## start Input records

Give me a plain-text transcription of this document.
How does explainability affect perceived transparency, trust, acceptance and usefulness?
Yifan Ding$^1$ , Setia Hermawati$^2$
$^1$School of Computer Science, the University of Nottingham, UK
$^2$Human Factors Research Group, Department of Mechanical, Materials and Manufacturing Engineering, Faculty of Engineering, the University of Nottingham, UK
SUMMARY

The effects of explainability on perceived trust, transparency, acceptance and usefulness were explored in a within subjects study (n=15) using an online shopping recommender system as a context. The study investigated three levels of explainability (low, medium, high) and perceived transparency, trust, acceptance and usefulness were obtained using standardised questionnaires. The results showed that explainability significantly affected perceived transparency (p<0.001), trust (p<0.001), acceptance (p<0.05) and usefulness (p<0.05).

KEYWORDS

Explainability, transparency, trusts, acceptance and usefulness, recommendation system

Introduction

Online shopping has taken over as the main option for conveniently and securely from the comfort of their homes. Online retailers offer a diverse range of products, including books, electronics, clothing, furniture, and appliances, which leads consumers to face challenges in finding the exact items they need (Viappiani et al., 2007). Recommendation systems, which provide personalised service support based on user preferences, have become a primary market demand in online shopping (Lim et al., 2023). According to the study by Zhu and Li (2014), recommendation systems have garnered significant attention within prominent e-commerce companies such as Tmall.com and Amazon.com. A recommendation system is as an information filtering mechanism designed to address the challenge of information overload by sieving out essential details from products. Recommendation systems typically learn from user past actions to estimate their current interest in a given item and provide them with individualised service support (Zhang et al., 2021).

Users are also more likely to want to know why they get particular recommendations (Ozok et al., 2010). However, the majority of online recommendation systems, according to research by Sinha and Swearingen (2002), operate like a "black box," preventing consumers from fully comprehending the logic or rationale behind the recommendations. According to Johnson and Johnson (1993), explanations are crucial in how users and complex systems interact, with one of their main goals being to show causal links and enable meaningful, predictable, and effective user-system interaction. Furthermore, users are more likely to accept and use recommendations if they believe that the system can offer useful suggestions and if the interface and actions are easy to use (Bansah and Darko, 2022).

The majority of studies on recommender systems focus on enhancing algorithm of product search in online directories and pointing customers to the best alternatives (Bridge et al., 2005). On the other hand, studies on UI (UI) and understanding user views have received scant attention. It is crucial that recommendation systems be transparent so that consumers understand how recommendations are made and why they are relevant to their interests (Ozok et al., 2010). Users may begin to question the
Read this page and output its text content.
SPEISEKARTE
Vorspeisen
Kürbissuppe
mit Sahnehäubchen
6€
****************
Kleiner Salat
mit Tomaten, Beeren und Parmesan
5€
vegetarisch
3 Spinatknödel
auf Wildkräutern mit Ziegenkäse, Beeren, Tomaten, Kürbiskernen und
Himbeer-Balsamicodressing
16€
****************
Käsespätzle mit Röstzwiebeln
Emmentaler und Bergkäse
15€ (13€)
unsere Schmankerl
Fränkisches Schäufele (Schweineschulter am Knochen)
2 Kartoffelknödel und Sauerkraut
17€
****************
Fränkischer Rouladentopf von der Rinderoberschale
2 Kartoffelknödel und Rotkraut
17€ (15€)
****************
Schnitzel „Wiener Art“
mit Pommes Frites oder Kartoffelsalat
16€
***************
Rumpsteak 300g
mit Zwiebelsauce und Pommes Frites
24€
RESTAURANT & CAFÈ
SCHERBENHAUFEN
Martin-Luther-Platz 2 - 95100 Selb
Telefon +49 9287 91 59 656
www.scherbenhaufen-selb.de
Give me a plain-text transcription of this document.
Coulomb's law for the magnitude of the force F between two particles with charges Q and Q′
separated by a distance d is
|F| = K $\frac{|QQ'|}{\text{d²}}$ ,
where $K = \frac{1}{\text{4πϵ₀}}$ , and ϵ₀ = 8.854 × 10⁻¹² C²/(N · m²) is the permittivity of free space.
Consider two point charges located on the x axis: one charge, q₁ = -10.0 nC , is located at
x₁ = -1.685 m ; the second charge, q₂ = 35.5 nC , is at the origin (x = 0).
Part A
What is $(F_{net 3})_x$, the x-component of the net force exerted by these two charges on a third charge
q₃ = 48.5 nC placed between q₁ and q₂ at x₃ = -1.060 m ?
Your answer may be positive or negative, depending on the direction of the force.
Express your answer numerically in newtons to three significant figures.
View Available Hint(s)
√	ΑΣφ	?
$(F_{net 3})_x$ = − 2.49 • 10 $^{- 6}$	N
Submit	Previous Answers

## end Input records

Given exercise
Each entry above needs to be retyped exactly.

The output
Give me a plain-text transcription of this document.
How does explainability affect perceived transparency, trust, acceptance and usefulness?
Yifan Ding$^1$ , Setia Hermawati$^2$
$^1$School of Computer Science, the University of Nottingham, UK
$^2$Human Factors Research Group, Department of Mechanical, Materials and Manufacturing Engineering, Faculty of Engineering, the University of Nottingham, UK
SUMMARY

The effects of explainability on perceived trust, transparency, acceptance and usefulness were explored in a within subjects study (n=15) using an online shopping recommender system as a context. The study investigated three levels of explainability (low, medium, high) and perceived transparency, trust, acceptance and usefulness were obtained using standardised questionnaires. The results showed that explainability significantly affected perceived transparency (p<0.001), trust (p<0.001), acceptance (p<0.05) and usefulness (p<0.05).

KEYWORDS

Explainability, transparency, trusts, acceptance and usefulness, recommendation system

Introduction

Online shopping has taken over as the main option for conveniently and securely from the comfort of their homes. Online retailers offer a diverse range of products, including books, electronics, clothing, furniture, and appliances, which leads consumers to face challenges in finding the exact items they need (Viappiani et al., 2007). Recommendation systems, which provide personalised service support based on user preferences, have become a primary market demand in online shopping (Lim et al., 2023). According to the study by Zhu and Li (2014), recommendation systems have garnered significant attention within prominent e-commerce companies such as Tmall.com and Amazon.com. A recommendation system is as an information filtering mechanism designed to address the challenge of information overload by sieving out essential details from products. Recommendation systems typically learn from user past actions to estimate their current interest in a given item and provide them with individualised service support (Zhang et al., 2021).

Users are also more likely to want to know why they get particular recommendations (Ozok et al., 2010). However, the majority of online recommendation systems, according to research by Sinha and Swearingen (2002), operate like a "black box," preventing consumers from fully comprehending the logic or rationale behind the recommendations. According to Johnson and Johnson (1993), explanations are crucial in how users and complex systems interact, with one of their main goals being to show causal links and enable meaningful, predictable, and effective user-system interaction. Furthermore, users are more likely to accept and use recommendations if they believe that the system can offer useful suggestions and if the interface and actions are easy to use (Bansah and Darko, 2022).

The majority of studies on recommender systems focus on enhancing algorithm of product search in online directories and pointing customers to the best alternatives (Bridge et al., 2005). On the other hand, studies on UI (UI) and understanding user views have received scant attention. It is crucial that recommendation systems be transparent so that consumers understand how recommendations are made and why they are relevant to their interests (Ozok et al., 2010). Users may begin to question the
Read this page and output its text content.
SPEISEKARTE
Vorspeisen
Kürbissuppe
mit Sahnehäubchen
6€
****************
Kleiner Salat
mit Tomaten, Beeren und Parmesan
5€
vegetarisch
3 Spinatknödel
auf Wildkräutern mit Ziegenkäse, Beeren, Tomaten, Kürbiskernen und
Himbeer-Balsamicodressing
16€
****************
Käsespätzle mit Röstzwiebeln
Emmentaler und Bergkäse
15€ (13€)
unsere Schmankerl
Fränkisches Schäufele (Schweineschulter am Knochen)
2 Kartoffelknödel und Sauerkraut
17€
****************
Fränkischer Rouladentopf von der Rinderoberschale
2 Kartoffelknödel und Rotkraut
17€ (15€)
****************
Schnitzel „Wiener Art“
mit Pommes Frites oder Kartoffelsalat
16€
***************
Rumpsteak 300g
mit Zwiebelsauce und Pommes Frites
24€
RESTAURANT & CAFÈ
SCHERBENHAUFEN
Martin-Luther-Platz 2 - 95100 Selb
Telefon +49 9287 91 59 656
www.scherbenhaufen-selb.de
Give me a plain-text transcription of this document.
Coulomb's law for the magnitude of the force F between two particles with charges Q and Q′
separated by a distance d is
|F| = K $\frac{|QQ'|}{\text{d²}}$ ,
where $K = \frac{1}{\text{4πϵ₀}}$ , and ϵ₀ = 8.854 × 10⁻¹² C²/(N · m²) is the permittivity of free space.
Consider two point charges located on the x axis: one charge, q₁ = -10.0 nC , is located at
x₁ = -1.685 m ; the second charge, q₂ = 35.5 nC , is at the origin (x = 0).
Part A
What is $(F_{net 3})_x$, the x-component of the net force exerted by these two charges on a third charge
q₃ = 48.5 nC placed between q₁ and q₂ at x₃ = -1.060 m ?
Your answer may be positive or negative, depending on the direction of the force.
Express your answer numerically in newtons to three significant figures.
View Available Hint(s)
√	ΑΣφ	?
$(F_{net 3})_x$ = − 2.49 • 10 $^{- 6}$	N
Submit	Previous Answers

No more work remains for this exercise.